_DESCRIPTION OF THE TASK_: Copy every line of the entries that includes the word "Always".

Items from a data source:
§

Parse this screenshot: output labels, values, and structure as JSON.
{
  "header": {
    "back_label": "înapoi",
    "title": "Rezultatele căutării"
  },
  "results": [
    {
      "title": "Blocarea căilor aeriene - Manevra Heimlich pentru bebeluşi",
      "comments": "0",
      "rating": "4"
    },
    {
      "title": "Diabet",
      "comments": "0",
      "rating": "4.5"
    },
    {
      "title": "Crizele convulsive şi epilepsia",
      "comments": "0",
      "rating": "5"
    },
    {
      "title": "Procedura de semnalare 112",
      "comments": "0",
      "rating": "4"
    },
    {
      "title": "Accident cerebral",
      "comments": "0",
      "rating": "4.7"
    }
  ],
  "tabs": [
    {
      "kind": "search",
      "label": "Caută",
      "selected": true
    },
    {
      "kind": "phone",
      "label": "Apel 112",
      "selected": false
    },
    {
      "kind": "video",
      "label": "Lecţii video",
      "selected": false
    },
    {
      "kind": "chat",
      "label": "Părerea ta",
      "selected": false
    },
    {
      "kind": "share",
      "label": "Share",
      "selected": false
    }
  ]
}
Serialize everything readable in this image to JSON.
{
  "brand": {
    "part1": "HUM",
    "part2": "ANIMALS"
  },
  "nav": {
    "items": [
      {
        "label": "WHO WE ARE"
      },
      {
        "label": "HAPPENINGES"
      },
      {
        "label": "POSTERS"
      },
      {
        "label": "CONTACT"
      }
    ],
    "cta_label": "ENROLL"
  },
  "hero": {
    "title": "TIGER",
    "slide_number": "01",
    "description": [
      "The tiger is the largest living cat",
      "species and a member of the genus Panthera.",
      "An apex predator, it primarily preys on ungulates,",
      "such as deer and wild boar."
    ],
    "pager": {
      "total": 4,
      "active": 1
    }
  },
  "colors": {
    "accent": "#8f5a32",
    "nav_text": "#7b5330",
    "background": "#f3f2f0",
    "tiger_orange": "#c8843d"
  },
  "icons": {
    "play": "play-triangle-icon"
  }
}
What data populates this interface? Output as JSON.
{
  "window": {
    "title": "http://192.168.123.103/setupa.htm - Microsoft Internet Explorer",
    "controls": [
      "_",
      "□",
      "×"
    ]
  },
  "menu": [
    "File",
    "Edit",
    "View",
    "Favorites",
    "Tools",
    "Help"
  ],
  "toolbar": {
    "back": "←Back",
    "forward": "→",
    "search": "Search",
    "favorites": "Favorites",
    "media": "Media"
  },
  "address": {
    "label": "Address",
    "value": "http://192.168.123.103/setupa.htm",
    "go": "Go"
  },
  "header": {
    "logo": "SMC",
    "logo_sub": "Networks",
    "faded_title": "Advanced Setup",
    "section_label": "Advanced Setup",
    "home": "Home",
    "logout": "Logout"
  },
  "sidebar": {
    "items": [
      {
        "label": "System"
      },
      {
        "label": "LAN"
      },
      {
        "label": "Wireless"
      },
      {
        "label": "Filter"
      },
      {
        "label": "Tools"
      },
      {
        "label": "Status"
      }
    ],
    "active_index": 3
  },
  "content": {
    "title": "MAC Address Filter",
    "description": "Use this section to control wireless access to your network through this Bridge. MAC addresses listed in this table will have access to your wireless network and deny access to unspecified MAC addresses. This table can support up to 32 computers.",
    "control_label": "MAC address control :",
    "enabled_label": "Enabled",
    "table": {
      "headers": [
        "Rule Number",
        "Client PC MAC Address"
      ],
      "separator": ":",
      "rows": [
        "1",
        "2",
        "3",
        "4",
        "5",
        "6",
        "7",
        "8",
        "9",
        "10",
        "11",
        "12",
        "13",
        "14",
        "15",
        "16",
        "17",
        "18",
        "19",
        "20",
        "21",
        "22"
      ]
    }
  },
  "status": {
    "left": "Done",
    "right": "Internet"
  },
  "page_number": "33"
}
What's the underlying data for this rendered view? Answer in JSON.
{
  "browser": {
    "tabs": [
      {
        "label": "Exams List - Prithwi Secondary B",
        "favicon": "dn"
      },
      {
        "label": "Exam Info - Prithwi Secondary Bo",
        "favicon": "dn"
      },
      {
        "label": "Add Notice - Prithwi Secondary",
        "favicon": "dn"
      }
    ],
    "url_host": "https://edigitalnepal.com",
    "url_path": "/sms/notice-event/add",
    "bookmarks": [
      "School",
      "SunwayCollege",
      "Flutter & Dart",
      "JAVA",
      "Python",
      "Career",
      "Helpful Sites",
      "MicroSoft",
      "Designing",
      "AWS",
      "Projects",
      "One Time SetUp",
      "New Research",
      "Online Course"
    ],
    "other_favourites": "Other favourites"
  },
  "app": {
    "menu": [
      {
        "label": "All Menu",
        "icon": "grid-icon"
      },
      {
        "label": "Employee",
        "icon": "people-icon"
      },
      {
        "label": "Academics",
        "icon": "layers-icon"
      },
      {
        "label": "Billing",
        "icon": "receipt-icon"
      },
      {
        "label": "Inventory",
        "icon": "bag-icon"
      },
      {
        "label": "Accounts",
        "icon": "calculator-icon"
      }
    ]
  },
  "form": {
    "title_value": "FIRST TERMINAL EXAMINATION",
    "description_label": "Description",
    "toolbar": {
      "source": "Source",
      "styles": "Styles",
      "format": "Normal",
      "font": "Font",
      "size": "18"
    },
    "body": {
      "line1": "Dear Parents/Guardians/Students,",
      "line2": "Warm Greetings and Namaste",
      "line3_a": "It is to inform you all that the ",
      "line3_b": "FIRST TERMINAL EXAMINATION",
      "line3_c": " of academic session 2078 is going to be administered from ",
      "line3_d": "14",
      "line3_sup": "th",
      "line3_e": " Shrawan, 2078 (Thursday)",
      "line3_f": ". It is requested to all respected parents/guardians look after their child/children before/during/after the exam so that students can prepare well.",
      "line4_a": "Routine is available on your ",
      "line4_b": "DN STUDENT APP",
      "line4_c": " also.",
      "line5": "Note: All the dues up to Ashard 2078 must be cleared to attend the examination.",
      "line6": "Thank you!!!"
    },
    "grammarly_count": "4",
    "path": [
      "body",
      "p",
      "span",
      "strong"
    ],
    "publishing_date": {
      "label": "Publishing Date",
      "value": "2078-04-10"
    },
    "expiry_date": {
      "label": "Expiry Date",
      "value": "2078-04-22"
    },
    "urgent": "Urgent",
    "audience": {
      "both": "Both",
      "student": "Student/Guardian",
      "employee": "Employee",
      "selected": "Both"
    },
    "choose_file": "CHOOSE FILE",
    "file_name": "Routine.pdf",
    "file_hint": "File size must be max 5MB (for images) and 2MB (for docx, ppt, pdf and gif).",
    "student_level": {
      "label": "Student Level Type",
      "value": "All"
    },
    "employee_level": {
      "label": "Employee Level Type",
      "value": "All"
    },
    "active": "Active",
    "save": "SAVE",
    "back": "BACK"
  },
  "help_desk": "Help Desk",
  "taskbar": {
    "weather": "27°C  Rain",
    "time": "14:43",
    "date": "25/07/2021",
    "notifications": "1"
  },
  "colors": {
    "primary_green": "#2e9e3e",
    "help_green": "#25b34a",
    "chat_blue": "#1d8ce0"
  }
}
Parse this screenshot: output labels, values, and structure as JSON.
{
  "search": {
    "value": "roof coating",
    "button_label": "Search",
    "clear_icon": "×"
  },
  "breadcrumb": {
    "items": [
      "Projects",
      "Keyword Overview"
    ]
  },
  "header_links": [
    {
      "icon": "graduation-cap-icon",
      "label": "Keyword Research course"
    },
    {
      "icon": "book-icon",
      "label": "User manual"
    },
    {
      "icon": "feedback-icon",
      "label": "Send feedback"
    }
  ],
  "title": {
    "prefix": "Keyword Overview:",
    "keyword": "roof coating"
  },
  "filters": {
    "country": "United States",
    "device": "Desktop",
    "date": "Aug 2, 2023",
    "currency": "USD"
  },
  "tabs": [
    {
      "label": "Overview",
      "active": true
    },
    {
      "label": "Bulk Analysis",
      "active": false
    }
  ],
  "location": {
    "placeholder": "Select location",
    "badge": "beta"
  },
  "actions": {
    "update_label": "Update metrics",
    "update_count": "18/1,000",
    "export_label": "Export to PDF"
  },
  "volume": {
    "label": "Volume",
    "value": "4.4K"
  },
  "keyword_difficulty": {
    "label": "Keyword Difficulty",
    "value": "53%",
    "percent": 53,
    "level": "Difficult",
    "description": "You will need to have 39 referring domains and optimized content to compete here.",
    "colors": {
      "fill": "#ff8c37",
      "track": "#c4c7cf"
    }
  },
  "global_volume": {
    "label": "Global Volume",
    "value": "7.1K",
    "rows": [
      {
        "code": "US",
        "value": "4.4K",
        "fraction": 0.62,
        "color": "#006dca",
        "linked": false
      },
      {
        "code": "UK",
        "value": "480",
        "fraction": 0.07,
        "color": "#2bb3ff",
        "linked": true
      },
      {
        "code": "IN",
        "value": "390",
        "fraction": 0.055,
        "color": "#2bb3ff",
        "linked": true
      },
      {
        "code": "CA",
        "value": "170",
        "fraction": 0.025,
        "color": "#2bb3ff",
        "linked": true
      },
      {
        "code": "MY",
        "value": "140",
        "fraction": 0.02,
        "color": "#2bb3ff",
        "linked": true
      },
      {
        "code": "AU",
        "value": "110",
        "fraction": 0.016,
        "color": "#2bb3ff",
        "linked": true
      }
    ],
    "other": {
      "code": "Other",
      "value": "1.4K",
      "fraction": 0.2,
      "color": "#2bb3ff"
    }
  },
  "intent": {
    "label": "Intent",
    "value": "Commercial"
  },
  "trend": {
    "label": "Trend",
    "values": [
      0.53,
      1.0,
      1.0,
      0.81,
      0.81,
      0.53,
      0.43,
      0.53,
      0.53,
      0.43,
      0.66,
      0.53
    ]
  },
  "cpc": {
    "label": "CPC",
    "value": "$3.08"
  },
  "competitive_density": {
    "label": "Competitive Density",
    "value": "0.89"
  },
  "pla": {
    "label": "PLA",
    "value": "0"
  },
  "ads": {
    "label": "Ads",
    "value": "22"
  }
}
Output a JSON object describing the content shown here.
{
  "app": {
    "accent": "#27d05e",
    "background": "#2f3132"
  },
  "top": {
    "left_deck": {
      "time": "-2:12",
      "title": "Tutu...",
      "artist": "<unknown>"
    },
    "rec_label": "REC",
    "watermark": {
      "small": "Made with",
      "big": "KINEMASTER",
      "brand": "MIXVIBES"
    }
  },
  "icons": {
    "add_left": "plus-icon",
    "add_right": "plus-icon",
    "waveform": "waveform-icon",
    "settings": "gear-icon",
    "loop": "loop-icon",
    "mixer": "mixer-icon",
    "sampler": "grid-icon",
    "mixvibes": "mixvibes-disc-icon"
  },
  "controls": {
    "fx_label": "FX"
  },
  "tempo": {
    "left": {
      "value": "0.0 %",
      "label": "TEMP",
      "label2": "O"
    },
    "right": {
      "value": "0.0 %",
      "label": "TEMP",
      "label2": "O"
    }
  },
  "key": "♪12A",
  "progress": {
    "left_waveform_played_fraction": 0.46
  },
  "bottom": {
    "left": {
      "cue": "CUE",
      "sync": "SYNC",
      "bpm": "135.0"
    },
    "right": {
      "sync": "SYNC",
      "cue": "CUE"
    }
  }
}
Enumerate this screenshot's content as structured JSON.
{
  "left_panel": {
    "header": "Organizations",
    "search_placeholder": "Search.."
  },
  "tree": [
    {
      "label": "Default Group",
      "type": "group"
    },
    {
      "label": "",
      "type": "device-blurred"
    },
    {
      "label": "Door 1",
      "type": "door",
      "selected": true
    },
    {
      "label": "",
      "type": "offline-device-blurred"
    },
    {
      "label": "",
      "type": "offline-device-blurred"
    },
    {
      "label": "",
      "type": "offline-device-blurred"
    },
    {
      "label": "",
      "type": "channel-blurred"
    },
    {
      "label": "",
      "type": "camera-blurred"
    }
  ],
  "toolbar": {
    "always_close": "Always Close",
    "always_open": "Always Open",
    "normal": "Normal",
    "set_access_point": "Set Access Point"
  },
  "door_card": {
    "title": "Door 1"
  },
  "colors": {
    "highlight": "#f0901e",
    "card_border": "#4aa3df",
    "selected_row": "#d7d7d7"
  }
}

§

_TASK SOLUTION_:
    "always_close": "Always Close",
    "always_open": "Always Open",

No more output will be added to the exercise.